● **Exercise**
Everything in the records should be repeated exactly, down to the last character.

====

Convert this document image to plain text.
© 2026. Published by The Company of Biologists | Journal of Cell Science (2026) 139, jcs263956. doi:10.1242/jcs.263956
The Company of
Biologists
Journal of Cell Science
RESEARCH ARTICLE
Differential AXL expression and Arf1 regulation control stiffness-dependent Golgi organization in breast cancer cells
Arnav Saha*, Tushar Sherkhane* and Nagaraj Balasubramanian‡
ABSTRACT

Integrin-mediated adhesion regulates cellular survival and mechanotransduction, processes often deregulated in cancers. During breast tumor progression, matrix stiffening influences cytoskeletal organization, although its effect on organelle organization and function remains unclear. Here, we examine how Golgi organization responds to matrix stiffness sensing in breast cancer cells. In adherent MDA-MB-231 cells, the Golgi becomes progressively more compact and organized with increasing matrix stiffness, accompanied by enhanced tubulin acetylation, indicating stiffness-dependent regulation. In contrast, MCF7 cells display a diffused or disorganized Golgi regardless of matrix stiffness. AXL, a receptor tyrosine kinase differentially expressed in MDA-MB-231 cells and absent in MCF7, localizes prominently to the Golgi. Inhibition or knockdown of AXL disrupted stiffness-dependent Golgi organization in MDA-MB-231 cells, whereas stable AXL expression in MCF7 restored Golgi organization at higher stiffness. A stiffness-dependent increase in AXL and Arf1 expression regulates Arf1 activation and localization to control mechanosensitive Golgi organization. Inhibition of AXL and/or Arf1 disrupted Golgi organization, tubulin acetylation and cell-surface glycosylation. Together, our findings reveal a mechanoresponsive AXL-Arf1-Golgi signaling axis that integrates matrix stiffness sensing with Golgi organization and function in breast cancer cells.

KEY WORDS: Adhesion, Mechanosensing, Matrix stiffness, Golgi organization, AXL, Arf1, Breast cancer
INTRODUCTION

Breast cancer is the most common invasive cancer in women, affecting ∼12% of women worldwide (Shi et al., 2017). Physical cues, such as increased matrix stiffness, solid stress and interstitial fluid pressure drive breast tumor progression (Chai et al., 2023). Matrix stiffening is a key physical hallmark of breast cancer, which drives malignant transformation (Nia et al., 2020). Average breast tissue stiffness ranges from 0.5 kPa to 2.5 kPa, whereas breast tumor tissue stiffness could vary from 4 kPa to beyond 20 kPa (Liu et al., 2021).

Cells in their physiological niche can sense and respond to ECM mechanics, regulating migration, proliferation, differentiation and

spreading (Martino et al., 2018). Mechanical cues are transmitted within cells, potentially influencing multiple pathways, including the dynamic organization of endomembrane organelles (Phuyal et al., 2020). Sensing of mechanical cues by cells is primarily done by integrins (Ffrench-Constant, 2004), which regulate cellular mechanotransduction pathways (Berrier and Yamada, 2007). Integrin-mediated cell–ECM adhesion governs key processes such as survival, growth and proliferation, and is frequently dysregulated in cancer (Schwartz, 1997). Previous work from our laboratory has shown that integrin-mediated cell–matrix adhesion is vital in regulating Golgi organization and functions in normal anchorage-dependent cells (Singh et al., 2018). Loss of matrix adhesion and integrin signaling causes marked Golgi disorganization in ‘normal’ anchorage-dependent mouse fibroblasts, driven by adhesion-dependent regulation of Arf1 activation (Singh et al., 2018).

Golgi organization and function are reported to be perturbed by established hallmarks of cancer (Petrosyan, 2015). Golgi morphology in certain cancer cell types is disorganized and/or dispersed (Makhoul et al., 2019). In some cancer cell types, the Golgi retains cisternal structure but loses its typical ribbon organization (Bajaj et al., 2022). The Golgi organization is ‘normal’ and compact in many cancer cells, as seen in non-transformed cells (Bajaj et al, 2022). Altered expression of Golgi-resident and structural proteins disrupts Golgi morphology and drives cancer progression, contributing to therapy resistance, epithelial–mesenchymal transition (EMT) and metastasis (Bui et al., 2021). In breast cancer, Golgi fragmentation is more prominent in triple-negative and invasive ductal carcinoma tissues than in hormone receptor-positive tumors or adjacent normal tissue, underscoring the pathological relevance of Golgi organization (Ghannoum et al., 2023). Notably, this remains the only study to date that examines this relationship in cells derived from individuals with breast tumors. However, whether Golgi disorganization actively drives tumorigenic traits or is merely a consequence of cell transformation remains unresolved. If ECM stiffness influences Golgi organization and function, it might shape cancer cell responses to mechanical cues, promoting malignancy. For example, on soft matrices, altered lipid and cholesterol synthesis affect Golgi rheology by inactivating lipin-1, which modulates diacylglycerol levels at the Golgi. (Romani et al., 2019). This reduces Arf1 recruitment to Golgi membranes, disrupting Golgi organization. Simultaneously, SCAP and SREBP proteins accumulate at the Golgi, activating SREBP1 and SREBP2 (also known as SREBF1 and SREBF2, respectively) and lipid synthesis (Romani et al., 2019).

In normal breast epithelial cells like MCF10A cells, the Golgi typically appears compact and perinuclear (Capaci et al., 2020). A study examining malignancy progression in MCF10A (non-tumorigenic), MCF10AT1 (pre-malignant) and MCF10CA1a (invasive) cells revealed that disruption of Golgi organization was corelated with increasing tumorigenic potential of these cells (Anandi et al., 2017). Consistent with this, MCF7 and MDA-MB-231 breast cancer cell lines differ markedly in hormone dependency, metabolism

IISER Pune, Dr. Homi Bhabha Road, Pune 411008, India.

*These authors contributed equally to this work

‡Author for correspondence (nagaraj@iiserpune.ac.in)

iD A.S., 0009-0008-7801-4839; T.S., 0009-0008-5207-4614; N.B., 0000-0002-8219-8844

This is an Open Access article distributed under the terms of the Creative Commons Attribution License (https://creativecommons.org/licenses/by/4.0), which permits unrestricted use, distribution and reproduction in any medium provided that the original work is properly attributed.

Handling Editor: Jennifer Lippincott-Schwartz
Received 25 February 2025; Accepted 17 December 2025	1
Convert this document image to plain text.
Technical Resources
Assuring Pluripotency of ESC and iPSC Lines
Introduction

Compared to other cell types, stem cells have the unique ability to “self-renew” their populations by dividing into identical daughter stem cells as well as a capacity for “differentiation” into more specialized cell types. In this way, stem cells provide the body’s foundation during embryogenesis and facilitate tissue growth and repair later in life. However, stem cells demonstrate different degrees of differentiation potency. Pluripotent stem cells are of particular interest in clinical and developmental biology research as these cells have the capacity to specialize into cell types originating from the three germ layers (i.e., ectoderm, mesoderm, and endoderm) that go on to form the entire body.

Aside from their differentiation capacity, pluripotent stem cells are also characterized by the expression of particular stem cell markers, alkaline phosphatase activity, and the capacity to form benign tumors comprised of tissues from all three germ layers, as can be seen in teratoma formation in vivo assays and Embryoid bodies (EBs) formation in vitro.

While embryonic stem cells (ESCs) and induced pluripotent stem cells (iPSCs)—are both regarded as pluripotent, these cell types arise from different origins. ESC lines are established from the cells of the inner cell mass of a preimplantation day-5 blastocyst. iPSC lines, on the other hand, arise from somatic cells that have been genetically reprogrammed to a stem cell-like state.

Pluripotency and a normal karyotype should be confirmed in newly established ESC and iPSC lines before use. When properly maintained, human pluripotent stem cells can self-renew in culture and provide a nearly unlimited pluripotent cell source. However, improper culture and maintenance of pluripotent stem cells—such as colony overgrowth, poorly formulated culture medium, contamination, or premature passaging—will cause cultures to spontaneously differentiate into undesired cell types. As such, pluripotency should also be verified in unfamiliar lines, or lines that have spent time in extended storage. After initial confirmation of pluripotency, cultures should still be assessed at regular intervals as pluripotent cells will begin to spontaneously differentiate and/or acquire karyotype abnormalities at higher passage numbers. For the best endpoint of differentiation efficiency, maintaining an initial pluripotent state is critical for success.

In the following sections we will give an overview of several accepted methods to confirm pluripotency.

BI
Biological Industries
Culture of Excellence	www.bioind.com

====

● **Written answer**
Convert this document image to plain text.
© 2026. Published by The Company of Biologists | Journal of Cell Science (2026) 139, jcs263956. doi:10.1242/jcs.263956
The Company of
Biologists
Journal of Cell Science
RESEARCH ARTICLE
Differential AXL expression and Arf1 regulation control stiffness-dependent Golgi organization in breast cancer cells
Arnav Saha*, Tushar Sherkhane* and Nagaraj Balasubramanian‡
ABSTRACT

Integrin-mediated adhesion regulates cellular survival and mechanotransduction, processes often deregulated in cancers. During breast tumor progression, matrix stiffening influences cytoskeletal organization, although its effect on organelle organization and function remains unclear. Here, we examine how Golgi organization responds to matrix stiffness sensing in breast cancer cells. In adherent MDA-MB-231 cells, the Golgi becomes progressively more compact and organized with increasing matrix stiffness, accompanied by enhanced tubulin acetylation, indicating stiffness-dependent regulation. In contrast, MCF7 cells display a diffused or disorganized Golgi regardless of matrix stiffness. AXL, a receptor tyrosine kinase differentially expressed in MDA-MB-231 cells and absent in MCF7, localizes prominently to the Golgi. Inhibition or knockdown of AXL disrupted stiffness-dependent Golgi organization in MDA-MB-231 cells, whereas stable AXL expression in MCF7 restored Golgi organization at higher stiffness. A stiffness-dependent increase in AXL and Arf1 expression regulates Arf1 activation and localization to control mechanosensitive Golgi organization. Inhibition of AXL and/or Arf1 disrupted Golgi organization, tubulin acetylation and cell-surface glycosylation. Together, our findings reveal a mechanoresponsive AXL-Arf1-Golgi signaling axis that integrates matrix stiffness sensing with Golgi organization and function in breast cancer cells.

KEY WORDS: Adhesion, Mechanosensing, Matrix stiffness, Golgi organization, AXL, Arf1, Breast cancer
INTRODUCTION

Breast cancer is the most common invasive cancer in women, affecting ∼12% of women worldwide (Shi et al., 2017). Physical cues, such as increased matrix stiffness, solid stress and interstitial fluid pressure drive breast tumor progression (Chai et al., 2023). Matrix stiffening is a key physical hallmark of breast cancer, which drives malignant transformation (Nia et al., 2020). Average breast tissue stiffness ranges from 0.5 kPa to 2.5 kPa, whereas breast tumor tissue stiffness could vary from 4 kPa to beyond 20 kPa (Liu et al., 2021).

Cells in their physiological niche can sense and respond to ECM mechanics, regulating migration, proliferation, differentiation and

spreading (Martino et al., 2018). Mechanical cues are transmitted within cells, potentially influencing multiple pathways, including the dynamic organization of endomembrane organelles (Phuyal et al., 2020). Sensing of mechanical cues by cells is primarily done by integrins (Ffrench-Constant, 2004), which regulate cellular mechanotransduction pathways (Berrier and Yamada, 2007). Integrin-mediated cell–ECM adhesion governs key processes such as survival, growth and proliferation, and is frequently dysregulated in cancer (Schwartz, 1997). Previous work from our laboratory has shown that integrin-mediated cell–matrix adhesion is vital in regulating Golgi organization and functions in normal anchorage-dependent cells (Singh et al., 2018). Loss of matrix adhesion and integrin signaling causes marked Golgi disorganization in ‘normal’ anchorage-dependent mouse fibroblasts, driven by adhesion-dependent regulation of Arf1 activation (Singh et al., 2018).

Golgi organization and function are reported to be perturbed by established hallmarks of cancer (Petrosyan, 2015). Golgi morphology in certain cancer cell types is disorganized and/or dispersed (Makhoul et al., 2019). In some cancer cell types, the Golgi retains cisternal structure but loses its typical ribbon organization (Bajaj et al., 2022). The Golgi organization is ‘normal’ and compact in many cancer cells, as seen in non-transformed cells (Bajaj et al, 2022). Altered expression of Golgi-resident and structural proteins disrupts Golgi morphology and drives cancer progression, contributing to therapy resistance, epithelial–mesenchymal transition (EMT) and metastasis (Bui et al., 2021). In breast cancer, Golgi fragmentation is more prominent in triple-negative and invasive ductal carcinoma tissues than in hormone receptor-positive tumors or adjacent normal tissue, underscoring the pathological relevance of Golgi organization (Ghannoum et al., 2023). Notably, this remains the only study to date that examines this relationship in cells derived from individuals with breast tumors. However, whether Golgi disorganization actively drives tumorigenic traits or is merely a consequence of cell transformation remains unresolved. If ECM stiffness influences Golgi organization and function, it might shape cancer cell responses to mechanical cues, promoting malignancy. For example, on soft matrices, altered lipid and cholesterol synthesis affect Golgi rheology by inactivating lipin-1, which modulates diacylglycerol levels at the Golgi. (Romani et al., 2019). This reduces Arf1 recruitment to Golgi membranes, disrupting Golgi organization. Simultaneously, SCAP and SREBP proteins accumulate at the Golgi, activating SREBP1 and SREBP2 (also known as SREBF1 and SREBF2, respectively) and lipid synthesis (Romani et al., 2019).

In normal breast epithelial cells like MCF10A cells, the Golgi typically appears compact and perinuclear (Capaci et al., 2020). A study examining malignancy progression in MCF10A (non-tumorigenic), MCF10AT1 (pre-malignant) and MCF10CA1a (invasive) cells revealed that disruption of Golgi organization was corelated with increasing tumorigenic potential of these cells (Anandi et al., 2017). Consistent with this, MCF7 and MDA-MB-231 breast cancer cell lines differ markedly in hormone dependency, metabolism

IISER Pune, Dr. Homi Bhabha Road, Pune 411008, India.

*These authors contributed equally to this work

‡Author for correspondence (nagaraj@iiserpune.ac.in)

iD A.S., 0009-0008-7801-4839; T.S., 0009-0008-5207-4614; N.B., 0000-0002-8219-8844

This is an Open Access article distributed under the terms of the Creative Commons Attribution License (https://creativecommons.org/licenses/by/4.0), which permits unrestricted use, distribution and reproduction in any medium provided that the original work is properly attributed.

Handling Editor: Jennifer Lippincott-Schwartz
Received 25 February 2025; Accepted 17 December 2025	1
Convert this document image to plain text.
Technical Resources
Assuring Pluripotency of ESC and iPSC Lines
Introduction

Compared to other cell types, stem cells have the unique ability to “self-renew” their populations by dividing into identical daughter stem cells as well as a capacity for “differentiation” into more specialized cell types. In this way, stem cells provide the body’s foundation during embryogenesis and facilitate tissue growth and repair later in life. However, stem cells demonstrate different degrees of differentiation potency. Pluripotent stem cells are of particular interest in clinical and developmental biology research as these cells have the capacity to specialize into cell types originating from the three germ layers (i.e., ectoderm, mesoderm, and endoderm) that go on to form the entire body.

Aside from their differentiation capacity, pluripotent stem cells are also characterized by the expression of particular stem cell markers, alkaline phosphatase activity, and the capacity to form benign tumors comprised of tissues from all three germ layers, as can be seen in teratoma formation in vivo assays and Embryoid bodies (EBs) formation in vitro.

While embryonic stem cells (ESCs) and induced pluripotent stem cells (iPSCs)—are both regarded as pluripotent, these cell types arise from different origins. ESC lines are established from the cells of the inner cell mass of a preimplantation day-5 blastocyst. iPSC lines, on the other hand, arise from somatic cells that have been genetically reprogrammed to a stem cell-like state.

Pluripotency and a normal karyotype should be confirmed in newly established ESC and iPSC lines before use. When properly maintained, human pluripotent stem cells can self-renew in culture and provide a nearly unlimited pluripotent cell source. However, improper culture and maintenance of pluripotent stem cells—such as colony overgrowth, poorly formulated culture medium, contamination, or premature passaging—will cause cultures to spontaneously differentiate into undesired cell types. As such, pluripotency should also be verified in unfamiliar lines, or lines that have spent time in extended storage. After initial confirmation of pluripotency, cultures should still be assessed at regular intervals as pluripotent cells will begin to spontaneously differentiate and/or acquire karyotype abnormalities at higher passage numbers. For the best endpoint of differentiation efficiency, maintaining an initial pluripotent state is critical for success.

In the following sections we will give an overview of several accepted methods to confirm pluripotency.

BI
Biological Industries
Culture of Excellence	www.bioind.com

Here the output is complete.